* begin *

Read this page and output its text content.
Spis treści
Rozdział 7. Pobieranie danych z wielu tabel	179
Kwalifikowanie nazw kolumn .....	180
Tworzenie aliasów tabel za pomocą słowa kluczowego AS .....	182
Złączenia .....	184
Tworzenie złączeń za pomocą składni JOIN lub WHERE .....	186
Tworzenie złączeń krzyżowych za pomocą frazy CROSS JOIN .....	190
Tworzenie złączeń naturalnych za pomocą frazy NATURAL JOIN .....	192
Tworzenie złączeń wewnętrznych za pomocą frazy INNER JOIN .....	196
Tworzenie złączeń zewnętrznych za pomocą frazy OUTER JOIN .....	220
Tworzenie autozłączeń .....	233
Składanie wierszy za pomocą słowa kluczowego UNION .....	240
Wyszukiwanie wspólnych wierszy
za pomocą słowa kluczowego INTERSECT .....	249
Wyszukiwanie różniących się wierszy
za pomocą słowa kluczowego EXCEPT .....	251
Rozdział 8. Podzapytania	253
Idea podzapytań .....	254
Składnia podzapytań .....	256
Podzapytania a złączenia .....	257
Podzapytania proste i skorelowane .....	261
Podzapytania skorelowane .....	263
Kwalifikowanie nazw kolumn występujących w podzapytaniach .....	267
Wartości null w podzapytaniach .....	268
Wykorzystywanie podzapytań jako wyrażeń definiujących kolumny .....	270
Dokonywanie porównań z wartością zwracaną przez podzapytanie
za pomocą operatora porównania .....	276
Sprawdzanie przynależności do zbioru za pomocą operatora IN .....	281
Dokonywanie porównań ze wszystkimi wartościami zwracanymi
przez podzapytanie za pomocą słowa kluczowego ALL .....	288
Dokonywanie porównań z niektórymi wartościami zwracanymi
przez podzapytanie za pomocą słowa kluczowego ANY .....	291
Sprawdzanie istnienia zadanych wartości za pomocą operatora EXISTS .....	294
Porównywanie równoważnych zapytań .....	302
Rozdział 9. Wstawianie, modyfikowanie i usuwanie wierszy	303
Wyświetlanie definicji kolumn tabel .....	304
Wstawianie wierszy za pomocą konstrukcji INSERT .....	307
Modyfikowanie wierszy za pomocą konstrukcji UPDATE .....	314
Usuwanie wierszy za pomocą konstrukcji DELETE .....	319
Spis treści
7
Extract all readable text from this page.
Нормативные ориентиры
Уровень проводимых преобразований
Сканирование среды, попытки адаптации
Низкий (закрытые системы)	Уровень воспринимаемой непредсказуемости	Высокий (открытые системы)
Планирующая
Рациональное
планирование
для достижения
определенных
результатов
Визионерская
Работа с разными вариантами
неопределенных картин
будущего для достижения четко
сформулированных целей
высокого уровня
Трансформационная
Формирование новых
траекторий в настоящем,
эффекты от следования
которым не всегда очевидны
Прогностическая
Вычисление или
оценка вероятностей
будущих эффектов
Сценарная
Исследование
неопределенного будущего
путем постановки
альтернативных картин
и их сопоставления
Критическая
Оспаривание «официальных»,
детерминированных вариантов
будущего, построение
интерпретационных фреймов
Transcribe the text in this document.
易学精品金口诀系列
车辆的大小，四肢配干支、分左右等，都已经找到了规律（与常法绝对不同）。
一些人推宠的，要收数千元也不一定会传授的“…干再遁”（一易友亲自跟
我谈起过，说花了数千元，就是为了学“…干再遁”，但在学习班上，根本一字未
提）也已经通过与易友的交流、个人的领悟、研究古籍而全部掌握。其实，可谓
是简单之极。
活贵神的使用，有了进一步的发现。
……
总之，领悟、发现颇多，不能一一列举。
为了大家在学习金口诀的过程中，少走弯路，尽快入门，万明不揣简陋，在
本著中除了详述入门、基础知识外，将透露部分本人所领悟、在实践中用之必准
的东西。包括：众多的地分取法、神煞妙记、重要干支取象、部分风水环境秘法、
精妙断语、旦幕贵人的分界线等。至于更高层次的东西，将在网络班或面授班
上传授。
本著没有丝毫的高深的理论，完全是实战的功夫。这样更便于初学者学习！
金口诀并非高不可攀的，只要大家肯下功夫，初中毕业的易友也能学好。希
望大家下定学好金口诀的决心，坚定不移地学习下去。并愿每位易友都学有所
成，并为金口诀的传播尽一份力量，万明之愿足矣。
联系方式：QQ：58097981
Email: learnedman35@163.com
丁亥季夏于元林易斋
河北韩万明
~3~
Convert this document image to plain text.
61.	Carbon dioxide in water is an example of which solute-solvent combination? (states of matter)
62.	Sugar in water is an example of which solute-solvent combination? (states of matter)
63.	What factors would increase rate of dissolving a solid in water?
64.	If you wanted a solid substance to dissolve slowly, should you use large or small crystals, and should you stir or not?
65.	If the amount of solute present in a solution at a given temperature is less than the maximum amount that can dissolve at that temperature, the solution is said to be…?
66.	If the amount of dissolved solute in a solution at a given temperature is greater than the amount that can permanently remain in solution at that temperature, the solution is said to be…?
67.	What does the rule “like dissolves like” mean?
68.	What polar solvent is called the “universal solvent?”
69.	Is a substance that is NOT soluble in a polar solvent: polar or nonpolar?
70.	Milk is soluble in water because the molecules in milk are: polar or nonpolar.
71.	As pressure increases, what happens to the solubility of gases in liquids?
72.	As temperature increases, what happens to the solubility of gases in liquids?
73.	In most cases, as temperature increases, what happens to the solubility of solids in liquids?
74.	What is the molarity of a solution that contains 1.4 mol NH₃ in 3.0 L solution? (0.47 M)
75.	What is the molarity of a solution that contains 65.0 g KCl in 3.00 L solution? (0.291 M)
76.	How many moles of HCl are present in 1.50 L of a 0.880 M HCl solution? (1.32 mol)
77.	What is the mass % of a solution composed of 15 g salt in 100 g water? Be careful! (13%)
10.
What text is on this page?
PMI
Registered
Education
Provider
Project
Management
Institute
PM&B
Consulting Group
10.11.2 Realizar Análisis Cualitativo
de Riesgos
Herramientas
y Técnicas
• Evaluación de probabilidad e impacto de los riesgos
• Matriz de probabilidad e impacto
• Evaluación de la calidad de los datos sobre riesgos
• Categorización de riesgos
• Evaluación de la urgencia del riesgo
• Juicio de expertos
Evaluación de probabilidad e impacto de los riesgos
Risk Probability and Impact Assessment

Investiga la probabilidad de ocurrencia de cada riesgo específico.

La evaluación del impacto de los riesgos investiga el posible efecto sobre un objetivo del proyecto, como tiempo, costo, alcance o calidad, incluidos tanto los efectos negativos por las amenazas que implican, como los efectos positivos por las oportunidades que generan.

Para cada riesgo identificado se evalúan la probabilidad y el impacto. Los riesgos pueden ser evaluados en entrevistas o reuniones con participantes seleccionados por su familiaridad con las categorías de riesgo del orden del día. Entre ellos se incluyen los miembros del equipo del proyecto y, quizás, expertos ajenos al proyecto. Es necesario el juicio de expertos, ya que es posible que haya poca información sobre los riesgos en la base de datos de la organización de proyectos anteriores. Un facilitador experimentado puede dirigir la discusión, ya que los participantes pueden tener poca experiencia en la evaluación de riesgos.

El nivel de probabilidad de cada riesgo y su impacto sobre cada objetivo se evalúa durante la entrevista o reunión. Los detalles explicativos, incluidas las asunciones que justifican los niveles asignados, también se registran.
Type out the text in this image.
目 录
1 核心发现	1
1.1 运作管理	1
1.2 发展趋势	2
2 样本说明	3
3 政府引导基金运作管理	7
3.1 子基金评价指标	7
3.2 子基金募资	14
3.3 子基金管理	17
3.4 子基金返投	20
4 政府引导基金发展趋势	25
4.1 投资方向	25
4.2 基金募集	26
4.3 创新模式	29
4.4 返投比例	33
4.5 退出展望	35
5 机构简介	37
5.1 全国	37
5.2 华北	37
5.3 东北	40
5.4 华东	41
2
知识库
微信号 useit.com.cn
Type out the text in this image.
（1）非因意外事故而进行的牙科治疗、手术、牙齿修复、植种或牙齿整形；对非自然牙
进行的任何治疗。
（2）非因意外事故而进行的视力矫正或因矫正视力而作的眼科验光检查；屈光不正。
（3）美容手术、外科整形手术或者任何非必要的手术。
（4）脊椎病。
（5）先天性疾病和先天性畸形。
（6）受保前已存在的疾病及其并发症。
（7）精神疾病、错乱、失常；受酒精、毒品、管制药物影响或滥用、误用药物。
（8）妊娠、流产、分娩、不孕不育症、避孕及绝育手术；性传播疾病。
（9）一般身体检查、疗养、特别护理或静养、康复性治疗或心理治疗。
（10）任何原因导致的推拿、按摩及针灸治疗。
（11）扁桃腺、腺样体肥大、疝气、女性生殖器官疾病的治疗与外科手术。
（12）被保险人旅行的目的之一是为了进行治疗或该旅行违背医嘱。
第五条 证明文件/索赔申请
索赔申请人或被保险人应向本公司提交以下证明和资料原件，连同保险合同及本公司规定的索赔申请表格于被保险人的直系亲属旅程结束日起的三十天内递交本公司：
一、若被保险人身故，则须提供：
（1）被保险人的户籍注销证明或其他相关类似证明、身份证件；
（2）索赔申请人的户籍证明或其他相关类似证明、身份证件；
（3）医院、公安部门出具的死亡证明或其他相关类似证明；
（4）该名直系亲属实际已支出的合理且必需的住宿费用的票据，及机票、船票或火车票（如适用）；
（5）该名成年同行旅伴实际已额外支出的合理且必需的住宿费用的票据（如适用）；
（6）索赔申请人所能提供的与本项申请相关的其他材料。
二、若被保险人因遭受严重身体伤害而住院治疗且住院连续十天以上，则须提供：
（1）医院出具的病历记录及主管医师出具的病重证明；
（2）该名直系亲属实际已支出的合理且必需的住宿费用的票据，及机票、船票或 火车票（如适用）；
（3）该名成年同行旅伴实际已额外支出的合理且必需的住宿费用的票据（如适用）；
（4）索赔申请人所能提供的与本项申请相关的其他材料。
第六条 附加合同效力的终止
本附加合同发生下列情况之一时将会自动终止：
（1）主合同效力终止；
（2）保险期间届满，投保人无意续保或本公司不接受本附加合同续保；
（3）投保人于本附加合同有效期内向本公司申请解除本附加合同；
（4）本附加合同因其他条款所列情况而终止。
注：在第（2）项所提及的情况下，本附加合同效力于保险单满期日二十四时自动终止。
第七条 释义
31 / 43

* end *

Task: From the entries, copy out each line containing the word "amount".

Response to this exercise:
65.	If the amount of solute present in a solution at a given temperature is less than the maximum amount that can dissolve at that temperature, the solution is said to be…?
66.	If the amount of dissolved solute in a solution at a given temperature is greater than the amount that can permanently remain in solution at that temperature, the solution is said to be…?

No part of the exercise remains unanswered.